DATA FOR THE TASK >>
▶

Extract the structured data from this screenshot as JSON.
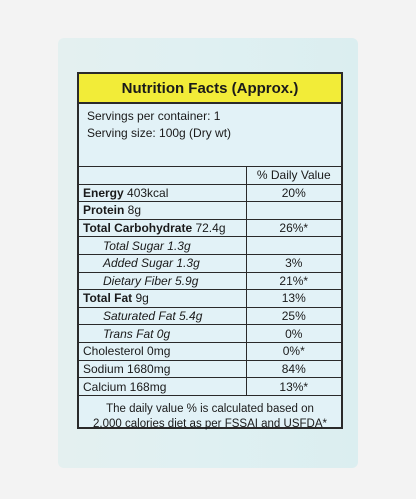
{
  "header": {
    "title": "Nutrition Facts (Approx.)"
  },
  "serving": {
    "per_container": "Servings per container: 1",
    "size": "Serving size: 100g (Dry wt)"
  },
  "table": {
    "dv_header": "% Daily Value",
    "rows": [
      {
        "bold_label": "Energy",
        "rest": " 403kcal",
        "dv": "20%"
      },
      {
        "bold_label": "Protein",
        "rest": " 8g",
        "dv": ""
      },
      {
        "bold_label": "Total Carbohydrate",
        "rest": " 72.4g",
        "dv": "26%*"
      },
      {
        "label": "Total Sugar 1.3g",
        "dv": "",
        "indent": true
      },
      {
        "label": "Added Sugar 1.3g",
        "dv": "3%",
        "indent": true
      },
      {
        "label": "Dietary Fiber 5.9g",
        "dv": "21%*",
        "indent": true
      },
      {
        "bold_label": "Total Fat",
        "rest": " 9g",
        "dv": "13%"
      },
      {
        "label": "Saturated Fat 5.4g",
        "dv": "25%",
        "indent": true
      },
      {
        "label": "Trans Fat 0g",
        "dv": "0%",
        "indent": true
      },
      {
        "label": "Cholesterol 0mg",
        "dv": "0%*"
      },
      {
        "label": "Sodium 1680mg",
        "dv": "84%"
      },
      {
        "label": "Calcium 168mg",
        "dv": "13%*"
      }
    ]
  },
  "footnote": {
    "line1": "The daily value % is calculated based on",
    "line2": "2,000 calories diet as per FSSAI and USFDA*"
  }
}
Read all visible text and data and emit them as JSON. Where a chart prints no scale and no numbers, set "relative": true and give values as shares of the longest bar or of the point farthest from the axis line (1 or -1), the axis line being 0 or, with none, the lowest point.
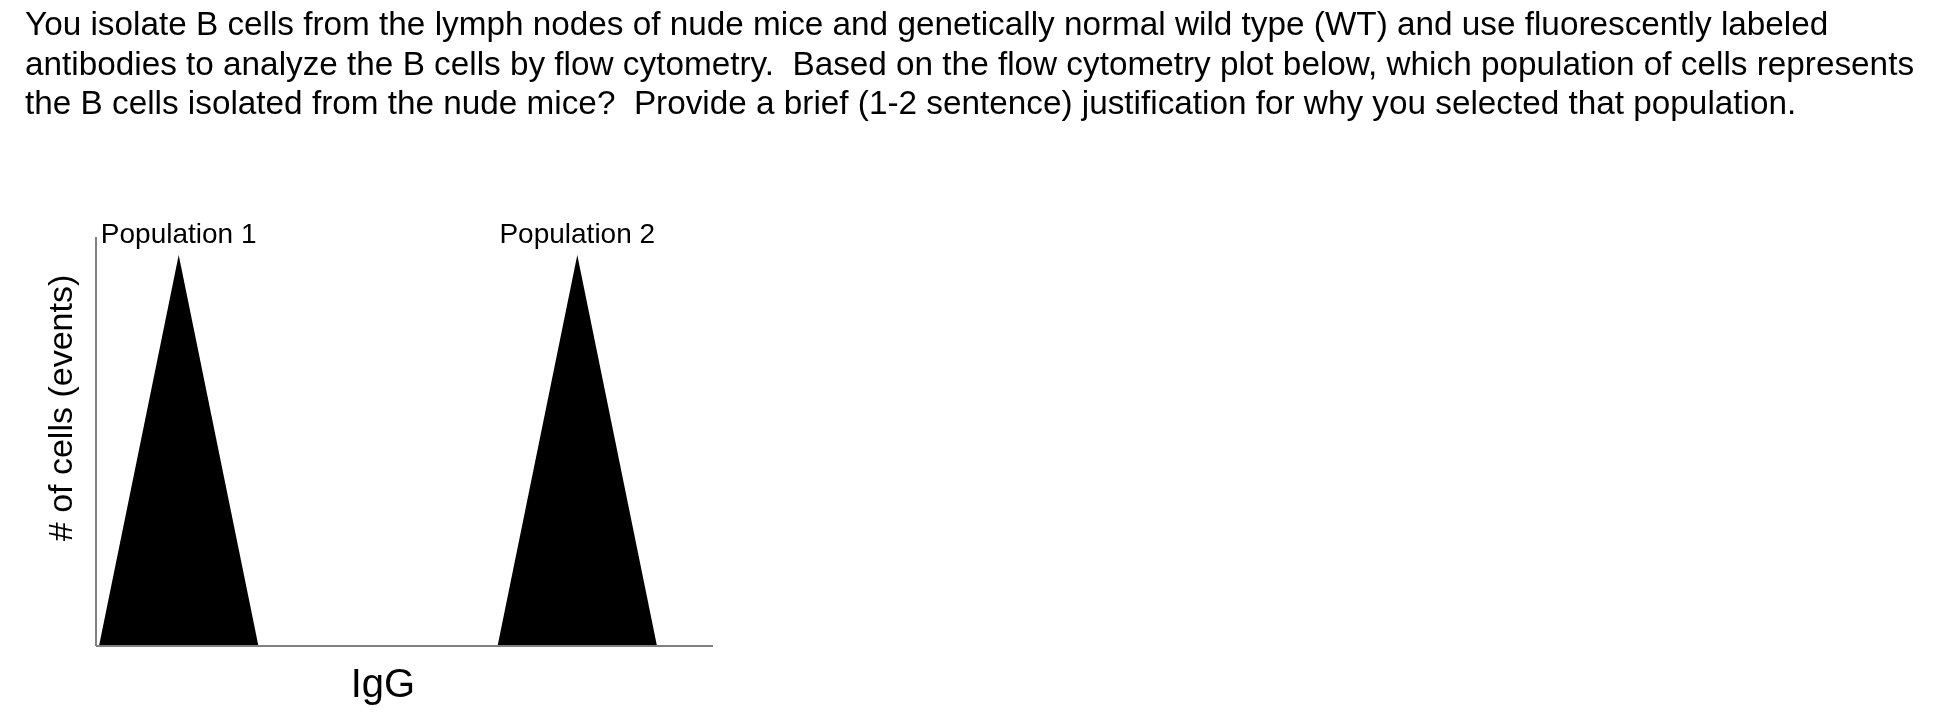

◀
▶

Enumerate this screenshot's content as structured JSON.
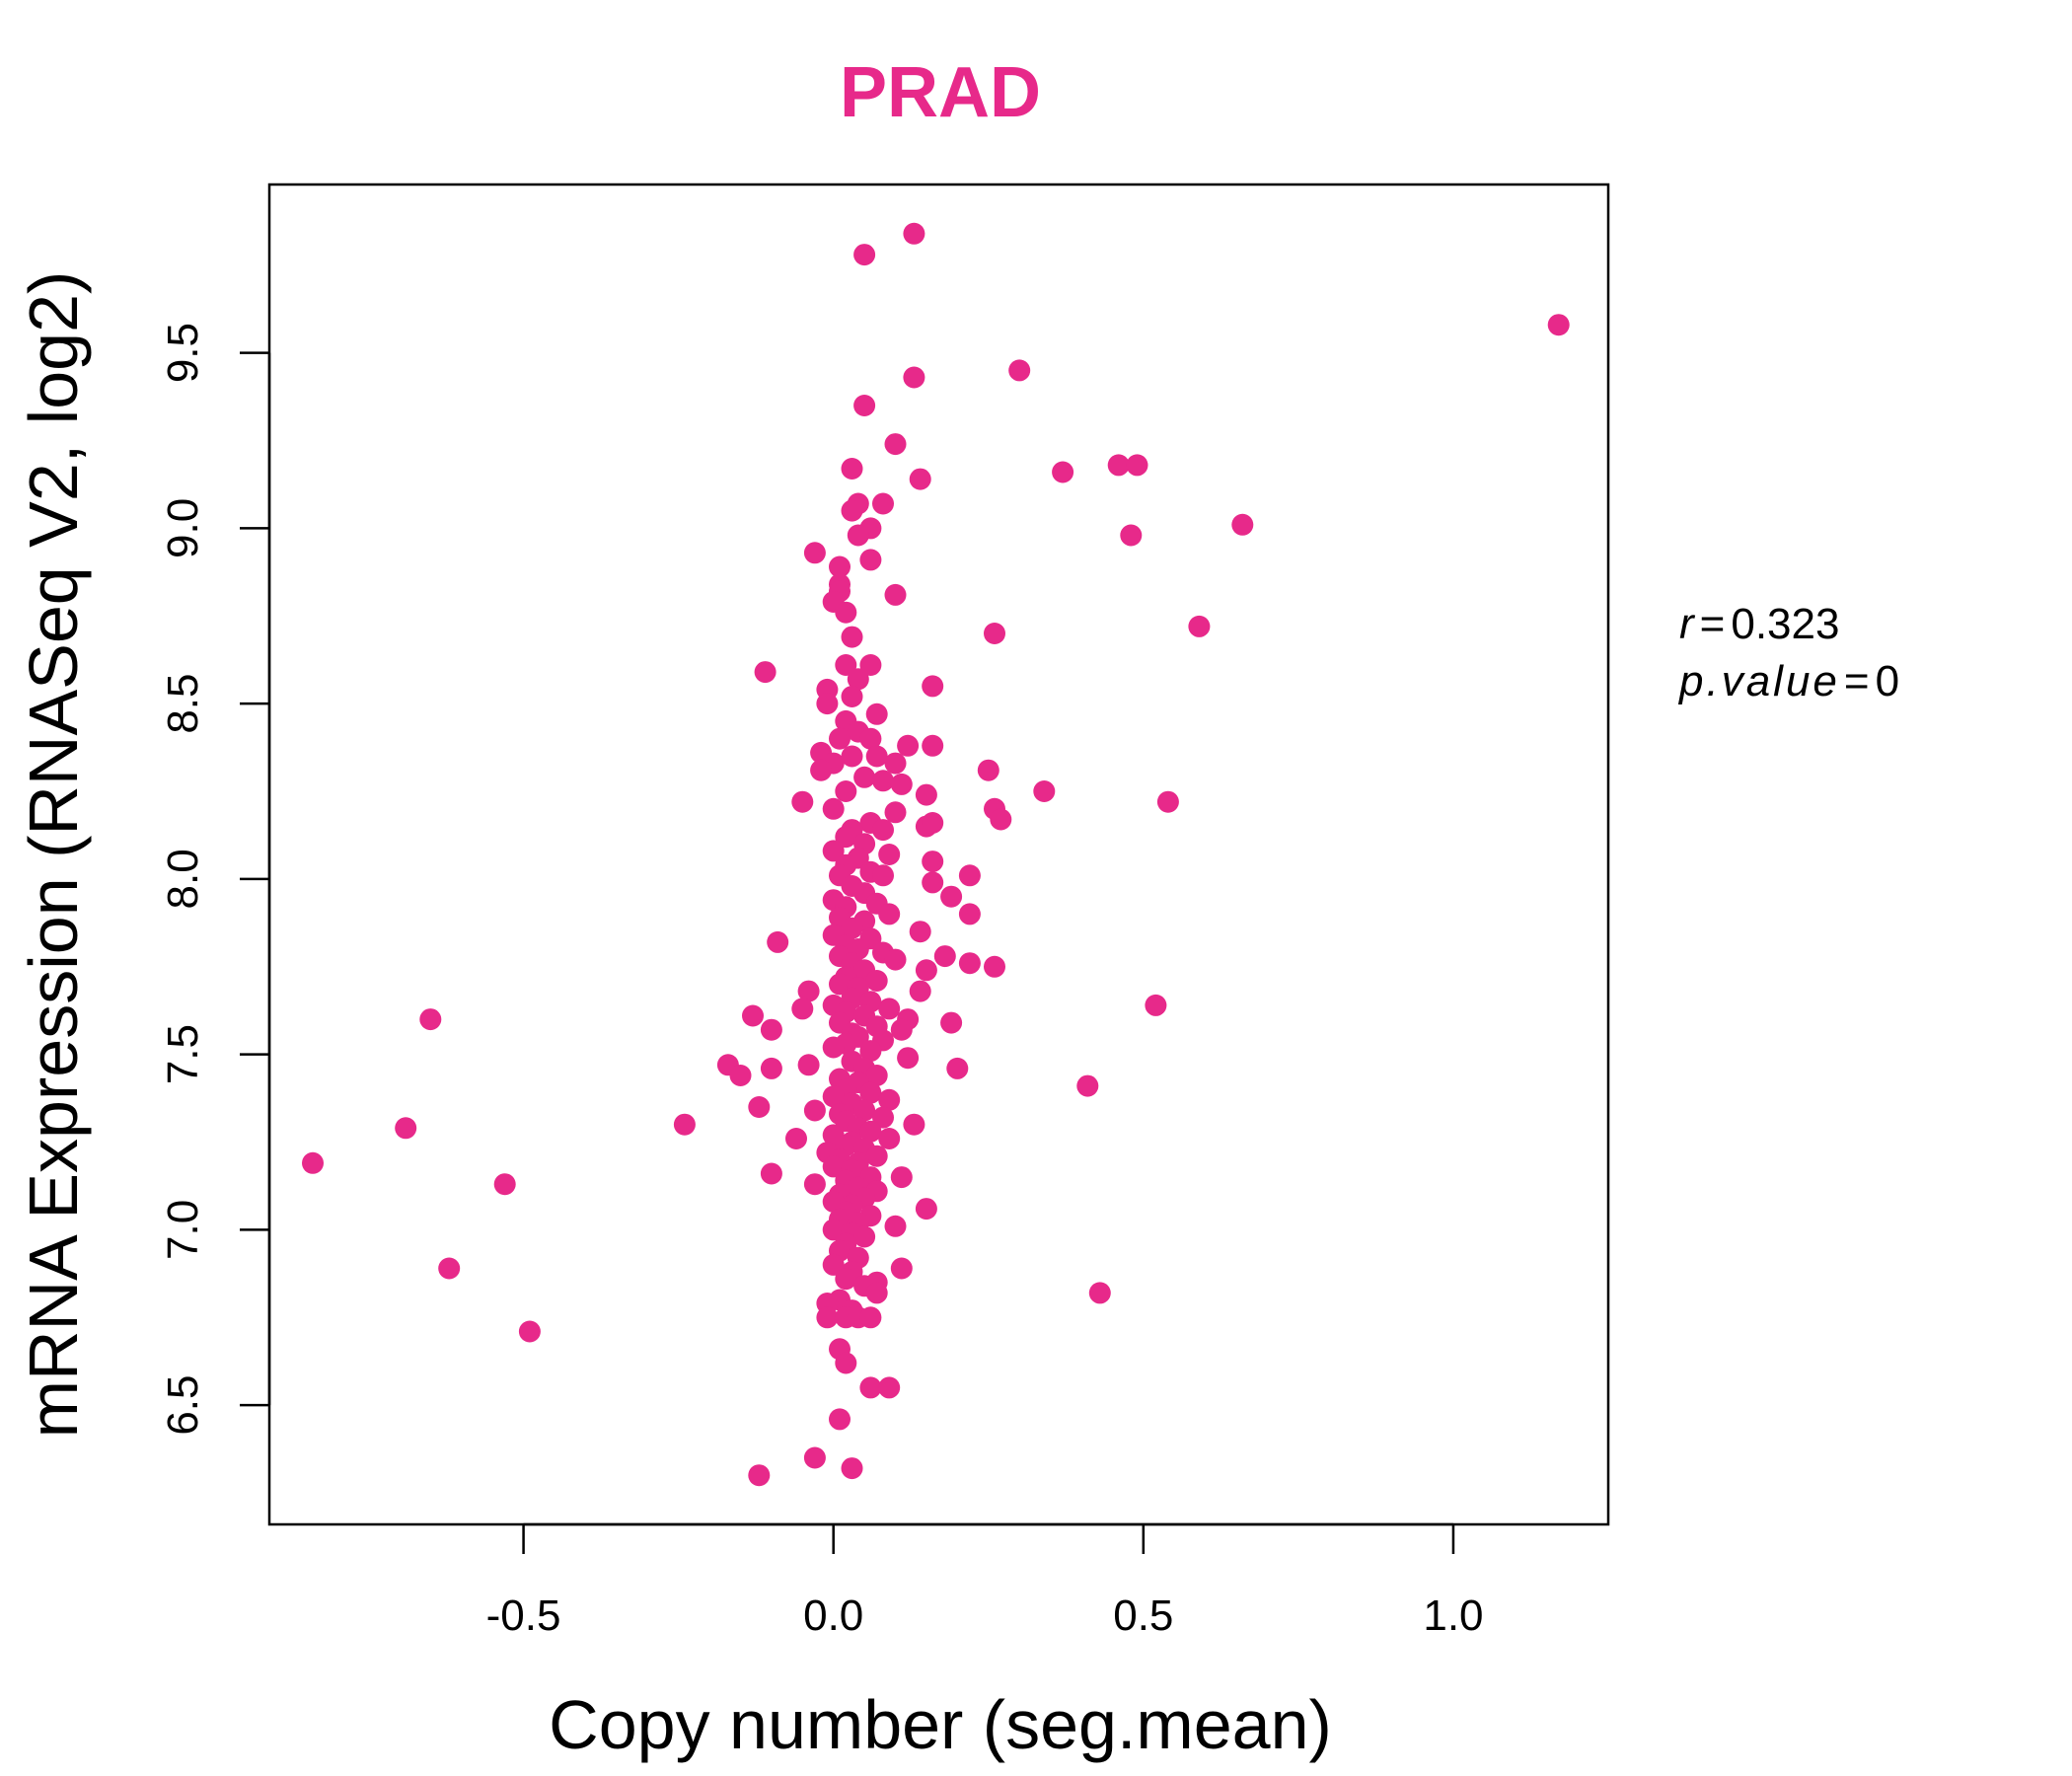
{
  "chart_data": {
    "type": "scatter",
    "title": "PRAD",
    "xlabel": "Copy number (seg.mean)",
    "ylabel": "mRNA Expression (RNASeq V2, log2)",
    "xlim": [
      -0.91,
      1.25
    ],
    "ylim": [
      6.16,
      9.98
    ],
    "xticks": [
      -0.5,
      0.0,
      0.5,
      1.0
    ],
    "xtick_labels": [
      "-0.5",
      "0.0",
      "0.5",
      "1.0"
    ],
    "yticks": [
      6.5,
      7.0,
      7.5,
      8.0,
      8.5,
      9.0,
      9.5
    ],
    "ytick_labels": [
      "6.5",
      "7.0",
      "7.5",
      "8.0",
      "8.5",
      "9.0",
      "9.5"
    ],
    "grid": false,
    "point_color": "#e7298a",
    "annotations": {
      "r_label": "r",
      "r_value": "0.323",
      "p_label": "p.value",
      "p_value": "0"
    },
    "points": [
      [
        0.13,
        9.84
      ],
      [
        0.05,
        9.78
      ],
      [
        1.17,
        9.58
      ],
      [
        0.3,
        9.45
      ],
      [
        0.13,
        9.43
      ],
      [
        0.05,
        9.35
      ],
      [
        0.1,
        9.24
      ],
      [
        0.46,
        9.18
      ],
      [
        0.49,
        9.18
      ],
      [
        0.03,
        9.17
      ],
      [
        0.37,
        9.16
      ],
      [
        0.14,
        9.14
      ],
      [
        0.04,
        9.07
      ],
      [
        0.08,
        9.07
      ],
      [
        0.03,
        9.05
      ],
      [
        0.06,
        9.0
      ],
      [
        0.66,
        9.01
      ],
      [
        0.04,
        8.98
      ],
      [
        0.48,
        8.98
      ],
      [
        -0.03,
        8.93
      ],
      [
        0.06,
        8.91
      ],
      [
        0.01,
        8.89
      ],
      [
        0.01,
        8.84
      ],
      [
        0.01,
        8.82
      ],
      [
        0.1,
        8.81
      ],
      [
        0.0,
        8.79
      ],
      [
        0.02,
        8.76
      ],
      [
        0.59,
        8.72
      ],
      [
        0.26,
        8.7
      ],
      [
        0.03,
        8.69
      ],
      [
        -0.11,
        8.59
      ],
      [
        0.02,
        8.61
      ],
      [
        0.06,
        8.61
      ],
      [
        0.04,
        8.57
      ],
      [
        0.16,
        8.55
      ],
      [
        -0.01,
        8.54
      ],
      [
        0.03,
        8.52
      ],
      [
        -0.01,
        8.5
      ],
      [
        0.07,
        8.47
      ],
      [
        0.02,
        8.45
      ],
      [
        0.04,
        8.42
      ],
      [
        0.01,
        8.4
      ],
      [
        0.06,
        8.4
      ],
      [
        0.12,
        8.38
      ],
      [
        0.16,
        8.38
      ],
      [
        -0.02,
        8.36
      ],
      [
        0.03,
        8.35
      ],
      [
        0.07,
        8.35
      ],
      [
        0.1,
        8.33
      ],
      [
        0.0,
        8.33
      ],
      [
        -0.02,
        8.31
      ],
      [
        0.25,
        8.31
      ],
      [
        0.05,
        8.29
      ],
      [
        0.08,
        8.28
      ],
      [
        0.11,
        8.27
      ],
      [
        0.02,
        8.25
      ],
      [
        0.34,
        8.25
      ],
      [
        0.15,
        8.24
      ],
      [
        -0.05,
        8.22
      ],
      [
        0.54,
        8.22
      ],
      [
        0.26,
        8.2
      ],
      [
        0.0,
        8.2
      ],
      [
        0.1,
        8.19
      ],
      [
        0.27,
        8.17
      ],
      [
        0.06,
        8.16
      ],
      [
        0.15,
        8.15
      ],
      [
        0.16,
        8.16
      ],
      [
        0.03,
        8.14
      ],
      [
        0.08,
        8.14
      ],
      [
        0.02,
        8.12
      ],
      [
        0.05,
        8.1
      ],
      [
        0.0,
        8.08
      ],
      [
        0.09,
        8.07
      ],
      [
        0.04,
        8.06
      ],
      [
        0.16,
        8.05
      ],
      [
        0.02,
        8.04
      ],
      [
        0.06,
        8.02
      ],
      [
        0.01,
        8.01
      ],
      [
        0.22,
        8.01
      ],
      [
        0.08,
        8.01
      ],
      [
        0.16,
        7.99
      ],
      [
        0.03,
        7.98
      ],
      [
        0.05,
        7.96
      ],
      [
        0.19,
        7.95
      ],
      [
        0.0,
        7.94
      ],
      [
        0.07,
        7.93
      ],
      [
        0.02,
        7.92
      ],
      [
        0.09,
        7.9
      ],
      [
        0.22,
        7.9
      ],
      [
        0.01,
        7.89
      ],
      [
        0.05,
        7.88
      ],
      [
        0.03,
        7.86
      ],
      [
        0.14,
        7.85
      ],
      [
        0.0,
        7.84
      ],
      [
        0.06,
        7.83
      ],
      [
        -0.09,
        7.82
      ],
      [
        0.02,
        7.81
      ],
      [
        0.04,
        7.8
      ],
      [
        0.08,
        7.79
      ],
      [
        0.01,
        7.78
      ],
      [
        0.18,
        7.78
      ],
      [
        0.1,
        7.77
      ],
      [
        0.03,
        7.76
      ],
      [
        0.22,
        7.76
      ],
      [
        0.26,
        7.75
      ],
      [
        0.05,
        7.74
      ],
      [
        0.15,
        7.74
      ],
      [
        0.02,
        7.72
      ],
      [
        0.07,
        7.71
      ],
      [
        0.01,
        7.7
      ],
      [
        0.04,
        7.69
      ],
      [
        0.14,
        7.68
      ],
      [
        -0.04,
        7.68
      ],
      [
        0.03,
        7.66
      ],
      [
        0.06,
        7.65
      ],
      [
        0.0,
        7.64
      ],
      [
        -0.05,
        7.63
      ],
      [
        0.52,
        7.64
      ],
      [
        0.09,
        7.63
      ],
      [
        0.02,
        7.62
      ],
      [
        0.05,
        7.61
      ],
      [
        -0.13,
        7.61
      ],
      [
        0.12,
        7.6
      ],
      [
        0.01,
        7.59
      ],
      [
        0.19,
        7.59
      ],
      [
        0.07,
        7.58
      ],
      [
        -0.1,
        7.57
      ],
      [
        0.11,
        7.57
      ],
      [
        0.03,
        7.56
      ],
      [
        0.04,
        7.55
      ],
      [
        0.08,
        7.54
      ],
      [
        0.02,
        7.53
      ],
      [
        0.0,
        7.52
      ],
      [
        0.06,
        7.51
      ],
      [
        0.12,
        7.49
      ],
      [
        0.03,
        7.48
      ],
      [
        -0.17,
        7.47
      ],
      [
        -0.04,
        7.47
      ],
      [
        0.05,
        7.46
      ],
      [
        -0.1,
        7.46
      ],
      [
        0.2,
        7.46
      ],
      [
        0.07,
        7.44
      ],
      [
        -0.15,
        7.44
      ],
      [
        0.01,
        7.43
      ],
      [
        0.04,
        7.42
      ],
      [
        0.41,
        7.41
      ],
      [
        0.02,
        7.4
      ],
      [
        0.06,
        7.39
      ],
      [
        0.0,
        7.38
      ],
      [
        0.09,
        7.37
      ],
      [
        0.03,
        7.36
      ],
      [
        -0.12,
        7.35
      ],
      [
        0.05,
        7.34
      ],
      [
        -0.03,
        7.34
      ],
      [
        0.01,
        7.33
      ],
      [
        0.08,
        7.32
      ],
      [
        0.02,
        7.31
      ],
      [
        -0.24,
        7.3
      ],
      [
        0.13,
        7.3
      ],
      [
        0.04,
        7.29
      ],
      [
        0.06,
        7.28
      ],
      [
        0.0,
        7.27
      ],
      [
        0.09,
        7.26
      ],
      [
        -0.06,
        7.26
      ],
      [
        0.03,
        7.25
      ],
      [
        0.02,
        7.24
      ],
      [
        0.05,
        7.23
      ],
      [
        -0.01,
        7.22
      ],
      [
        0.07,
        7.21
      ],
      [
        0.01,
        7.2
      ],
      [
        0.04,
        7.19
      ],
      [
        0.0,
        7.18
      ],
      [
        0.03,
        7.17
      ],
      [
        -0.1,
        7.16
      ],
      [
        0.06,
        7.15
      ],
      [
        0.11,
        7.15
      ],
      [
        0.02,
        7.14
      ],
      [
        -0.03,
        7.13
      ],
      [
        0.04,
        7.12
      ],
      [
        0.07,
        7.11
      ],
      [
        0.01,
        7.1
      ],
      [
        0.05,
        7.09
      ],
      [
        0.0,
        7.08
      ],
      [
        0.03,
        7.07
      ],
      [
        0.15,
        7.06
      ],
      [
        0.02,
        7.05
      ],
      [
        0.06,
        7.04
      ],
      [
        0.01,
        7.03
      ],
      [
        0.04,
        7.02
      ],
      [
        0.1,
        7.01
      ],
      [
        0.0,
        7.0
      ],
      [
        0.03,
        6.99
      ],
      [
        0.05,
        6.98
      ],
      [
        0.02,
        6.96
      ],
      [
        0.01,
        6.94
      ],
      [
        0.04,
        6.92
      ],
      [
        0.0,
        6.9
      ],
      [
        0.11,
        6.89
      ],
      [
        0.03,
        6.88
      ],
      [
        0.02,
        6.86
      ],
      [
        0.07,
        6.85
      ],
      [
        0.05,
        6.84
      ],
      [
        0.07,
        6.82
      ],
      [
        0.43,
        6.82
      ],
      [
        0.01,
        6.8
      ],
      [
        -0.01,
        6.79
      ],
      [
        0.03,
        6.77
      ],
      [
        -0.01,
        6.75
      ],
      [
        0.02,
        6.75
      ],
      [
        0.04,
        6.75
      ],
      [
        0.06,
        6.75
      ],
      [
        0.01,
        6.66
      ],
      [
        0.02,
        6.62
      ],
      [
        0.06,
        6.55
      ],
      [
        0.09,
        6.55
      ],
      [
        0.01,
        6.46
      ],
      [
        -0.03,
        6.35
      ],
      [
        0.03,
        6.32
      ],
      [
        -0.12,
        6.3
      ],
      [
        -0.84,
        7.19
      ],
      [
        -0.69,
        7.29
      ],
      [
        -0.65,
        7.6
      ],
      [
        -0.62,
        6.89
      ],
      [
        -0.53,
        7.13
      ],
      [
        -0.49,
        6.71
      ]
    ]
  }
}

◀

ASSIGNED TASK >> Keep to the stretch from the line containing "Extract the structured" through the line containing "Read all visible", both ends included, and copy it exactly from the listing above, minus the pictures.

ANSWER TO THIS EXERCISE >>
Extract the structured data from this screenshot as JSON.
{
  "header": {
    "title": "Nutrition Facts (Approx.)"
  },
  "serving": {
    "per_container": "Servings per container: 1",
    "size": "Serving size: 100g (Dry wt)"
  },
  "table": {
    "dv_header": "% Daily Value",
    "rows": [
      {
        "bold_label": "Energy",
        "rest": " 403kcal",
        "dv": "20%"
      },
      {
        "bold_label": "Protein",
        "rest": " 8g",
        "dv": ""
      },
      {
        "bold_label": "Total Carbohydrate",
        "rest": " 72.4g",
        "dv": "26%*"
      },
      {
        "label": "Total Sugar 1.3g",
        "dv": "",
        "indent": true
      },
      {
        "label": "Added Sugar 1.3g",
        "dv": "3%",
        "indent": true
      },
      {
        "label": "Dietary Fiber 5.9g",
        "dv": "21%*",
        "indent": true
      },
      {
        "bold_label": "Total Fat",
        "rest": " 9g",
        "dv": "13%"
      },
      {
        "label": "Saturated Fat 5.4g",
        "dv": "25%",
        "indent": true
      },
      {
        "label": "Trans Fat 0g",
        "dv": "0%",
        "indent": true
      },
      {
        "label": "Cholesterol 0mg",
        "dv": "0%*"
      },
      {
        "label": "Sodium 1680mg",
        "dv": "84%"
      },
      {
        "label": "Calcium 168mg",
        "dv": "13%*"
      }
    ]
  },
  "footnote": {
    "line1": "The daily value % is calculated based on",
    "line2": "2,000 calories diet as per FSSAI and USFDA*"
  }
}
Read all visible text and data and emit them as JSON. Where a chart prints no scale and no numbers, set "relative": true and give values as shares of the longest bar or of the point farthest from the axis line (1 or -1), the axis line being 0 or, with none, the lowest point.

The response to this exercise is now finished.